Records from a data source
──────────
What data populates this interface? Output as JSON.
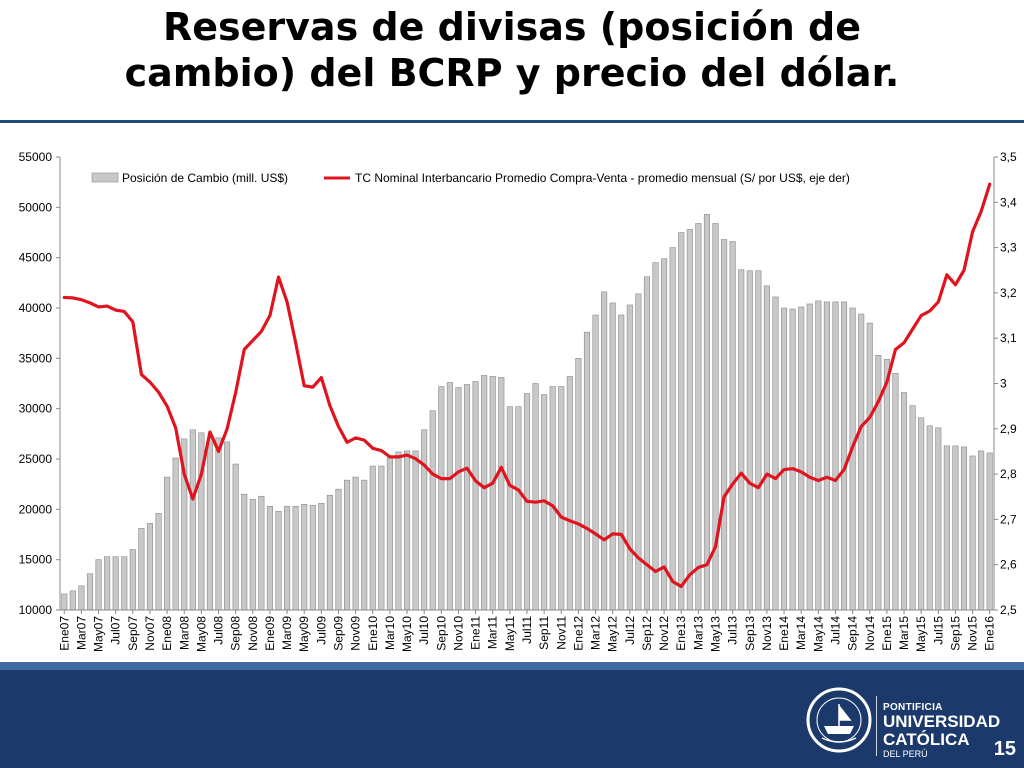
{
  "slide": {
    "title_line1": "Reservas de divisas (posición de",
    "title_line2": "cambio) del BCRP y precio del dólar.",
    "number": "15",
    "logo": {
      "seal_text": "ET LUX IN TENEBRIS LUCET",
      "seal_year": "MCMXVII",
      "line1": "PONTIFICIA",
      "line2": "UNIVERSIDAD",
      "line3": "CATÓLICA",
      "line4": "DEL PERÚ"
    },
    "colors": {
      "footer": "#1b3a6b",
      "rule": "#1f4e79"
    }
  },
  "chart_data": {
    "type": "bar+line",
    "title": "",
    "xlabel": "",
    "ylabel": "",
    "y2label": "",
    "ylim": [
      10000,
      55000
    ],
    "y2lim": [
      2.5,
      3.5
    ],
    "yticks": [
      "10000",
      "15000",
      "20000",
      "25000",
      "30000",
      "35000",
      "40000",
      "45000",
      "50000",
      "55000"
    ],
    "y2ticks": [
      "2,5",
      "2,6",
      "2,7",
      "2,8",
      "2,9",
      "3",
      "3,1",
      "3,2",
      "3,3",
      "3,4",
      "3,5"
    ],
    "grid": false,
    "legend_position": "top",
    "x_labels": [
      "Ene07",
      "Mar07",
      "May07",
      "Jul07",
      "Sep07",
      "Nov07",
      "Ene08",
      "Mar08",
      "May08",
      "Jul08",
      "Sep08",
      "Nov08",
      "Ene09",
      "Mar09",
      "May09",
      "Jul09",
      "Sep09",
      "Nov09",
      "Ene10",
      "Mar10",
      "May10",
      "Jul10",
      "Sep10",
      "Nov10",
      "Ene11",
      "Mar11",
      "May11",
      "Jul11",
      "Sep11",
      "Nov11",
      "Ene12",
      "Mar12",
      "May12",
      "Jul12",
      "Sep12",
      "Nov12",
      "Ene13",
      "Mar13",
      "May13",
      "Jul13",
      "Sep13",
      "Nov13",
      "Ene14",
      "Mar14",
      "May14",
      "Jul14",
      "Sep14",
      "Nov14",
      "Ene15",
      "Mar15",
      "May15",
      "Jul15",
      "Sep15",
      "Nov15",
      "Ene16"
    ],
    "series": [
      {
        "name": "Posición de Cambio (mill. US$)",
        "type": "bar",
        "axis": "left",
        "color": "#c8c8c8",
        "values": [
          11600,
          11900,
          12400,
          13600,
          15000,
          15300,
          15300,
          15300,
          16000,
          18100,
          18600,
          19600,
          23200,
          25100,
          27000,
          27900,
          27600,
          27100,
          27100,
          26700,
          24500,
          21500,
          21000,
          21300,
          20300,
          19800,
          20300,
          20300,
          20500,
          20400,
          20600,
          21400,
          22000,
          22900,
          23200,
          22900,
          24300,
          24300,
          25100,
          25700,
          25800,
          25800,
          27900,
          29800,
          32200,
          32600,
          32100,
          32400,
          32700,
          33300,
          33200,
          33100,
          30200,
          30200,
          31500,
          32500,
          31400,
          32200,
          32200,
          33200,
          35000,
          37600,
          39300,
          41600,
          40500,
          39300,
          40300,
          41400,
          43100,
          44500,
          44900,
          46000,
          47500,
          47800,
          48400,
          49300,
          48400,
          46800,
          46600,
          43800,
          43700,
          43700,
          42200,
          41100,
          40000,
          39900,
          40100,
          40400,
          40700,
          40600,
          40600,
          40600,
          40000,
          39400,
          38500,
          35300,
          34900,
          33500,
          31600,
          30300,
          29100,
          28300,
          28100,
          26300,
          26300,
          26200,
          25300,
          25800,
          25600
        ]
      },
      {
        "name": "TC Nominal Interbancario Promedio Compra-Venta - promedio mensual (S/ por US$, eje der)",
        "type": "line",
        "axis": "right",
        "color": "#e0141e",
        "values": [
          3.19,
          3.189,
          3.185,
          3.178,
          3.169,
          3.171,
          3.162,
          3.159,
          3.136,
          3.02,
          3.003,
          2.981,
          2.95,
          2.902,
          2.8,
          2.745,
          2.8,
          2.893,
          2.85,
          2.9,
          2.98,
          3.075,
          3.095,
          3.115,
          3.15,
          3.235,
          3.18,
          3.09,
          2.995,
          2.992,
          3.013,
          2.951,
          2.905,
          2.87,
          2.88,
          2.875,
          2.857,
          2.852,
          2.838,
          2.838,
          2.842,
          2.834,
          2.82,
          2.8,
          2.79,
          2.79,
          2.805,
          2.813,
          2.785,
          2.77,
          2.78,
          2.815,
          2.775,
          2.765,
          2.74,
          2.738,
          2.741,
          2.73,
          2.705,
          2.697,
          2.69,
          2.68,
          2.668,
          2.655,
          2.668,
          2.667,
          2.635,
          2.615,
          2.6,
          2.585,
          2.595,
          2.563,
          2.552,
          2.578,
          2.594,
          2.6,
          2.64,
          2.75,
          2.778,
          2.802,
          2.78,
          2.77,
          2.8,
          2.79,
          2.81,
          2.812,
          2.805,
          2.793,
          2.786,
          2.793,
          2.786,
          2.81,
          2.86,
          2.905,
          2.925,
          2.96,
          3.003,
          3.075,
          3.09,
          3.12,
          3.15,
          3.16,
          3.18,
          3.24,
          3.218,
          3.25,
          3.335,
          3.38,
          3.44
        ]
      }
    ]
  }
}
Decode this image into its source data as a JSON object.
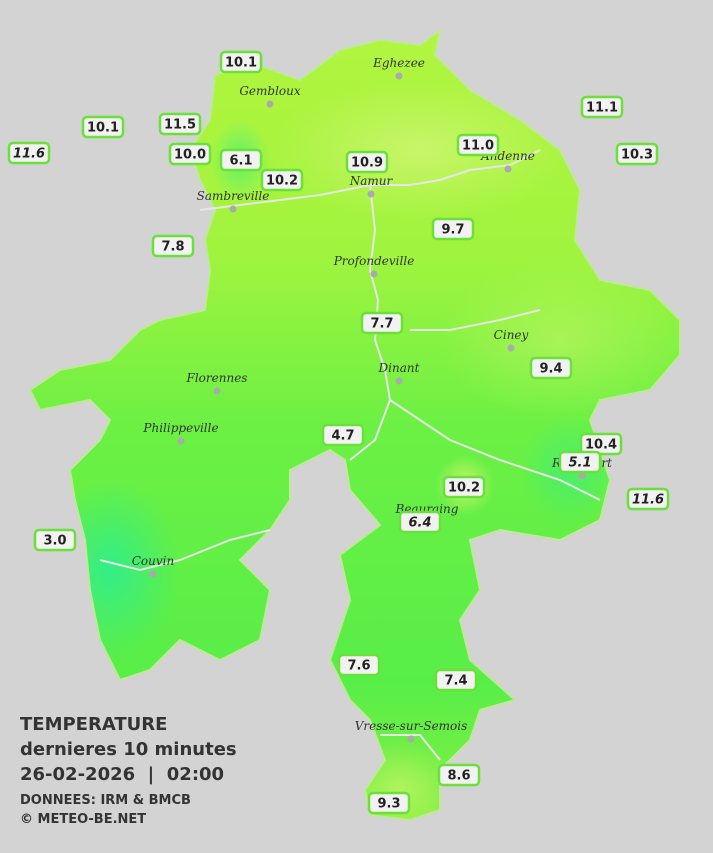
{
  "title": {
    "line1": "TEMPERATURE",
    "line2": "dernieres 10 minutes",
    "line3": "26-02-2026  |  02:00",
    "source": "DONNEES: IRM & BMCB",
    "copyright": "© METEO-BE.NET"
  },
  "cities": [
    "Eghezee",
    "Gembloux",
    "Andenne",
    "Namur",
    "Sambreville",
    "Profondeville",
    "Ciney",
    "Dinant",
    "Florennes",
    "Philippeville",
    "Rochefort",
    "Beauraing",
    "Couvin",
    "Vresse-sur-Semois"
  ],
  "stations": [
    "10.1",
    "10.1",
    "11.5",
    "11.6",
    "10.0",
    "6.1",
    "10.2",
    "10.9",
    "11.0",
    "11.1",
    "10.3",
    "7.8",
    "9.7",
    "7.7",
    "9.4",
    "4.7",
    "10.4",
    "5.1",
    "10.2",
    "11.6",
    "3.0",
    "6.4",
    "7.6",
    "7.4",
    "8.6",
    "9.3"
  ]
}
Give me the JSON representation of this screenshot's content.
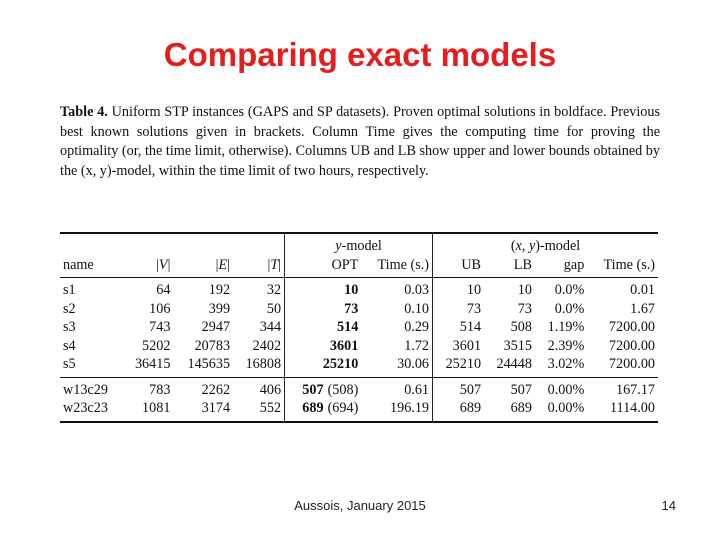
{
  "slide": {
    "title": "Comparing exact models",
    "footer": "Aussois, January 2015",
    "page_number": "14"
  },
  "caption": {
    "label": "Table 4.",
    "text": " Uniform STP instances (GAPS and SP datasets). Proven optimal solutions in boldface. Previous best known solutions given in brackets. Column Time gives the computing time for proving the optimality (or, the time limit, otherwise). Columns UB and LB show upper and lower bounds obtained by the (x, y)-model, within the time limit of two hours, respectively."
  },
  "table": {
    "group_y": "y-model",
    "group_xy": "(x, y)-model",
    "headers": [
      "name",
      "|V|",
      "|E|",
      "|T|",
      "OPT",
      "Time (s.)",
      "UB",
      "LB",
      "gap",
      "Time (s.)"
    ],
    "rows": [
      [
        "s1",
        "64",
        "192",
        "32",
        "10",
        "0.03",
        "10",
        "10",
        "0.0%",
        "0.01"
      ],
      [
        "s2",
        "106",
        "399",
        "50",
        "73",
        "0.10",
        "73",
        "73",
        "0.0%",
        "1.67"
      ],
      [
        "s3",
        "743",
        "2947",
        "344",
        "514",
        "0.29",
        "514",
        "508",
        "1.19%",
        "7200.00"
      ],
      [
        "s4",
        "5202",
        "20783",
        "2402",
        "3601",
        "1.72",
        "3601",
        "3515",
        "2.39%",
        "7200.00"
      ],
      [
        "s5",
        "36415",
        "145635",
        "16808",
        "25210",
        "30.06",
        "25210",
        "24448",
        "3.02%",
        "7200.00"
      ],
      [
        "w13c29",
        "783",
        "2262",
        "406",
        "507",
        "0.61",
        "507",
        "507",
        "0.00%",
        "167.17"
      ],
      [
        "w23c23",
        "1081",
        "3174",
        "552",
        "689",
        "196.19",
        "689",
        "689",
        "0.00%",
        "1114.00"
      ]
    ],
    "previous_best": [
      "(508)",
      "(694)"
    ]
  }
}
──────────
■ Task instructions ■
Find and copy each line above that includes the string "name".

■ Output for this exercise ■
        "name": "Posición de Cambio (mill. US$)",
        "name": "TC Nominal Interbancario Promedio Compra-Venta - promedio mensual (S/ por US$, eje der)",
      "name",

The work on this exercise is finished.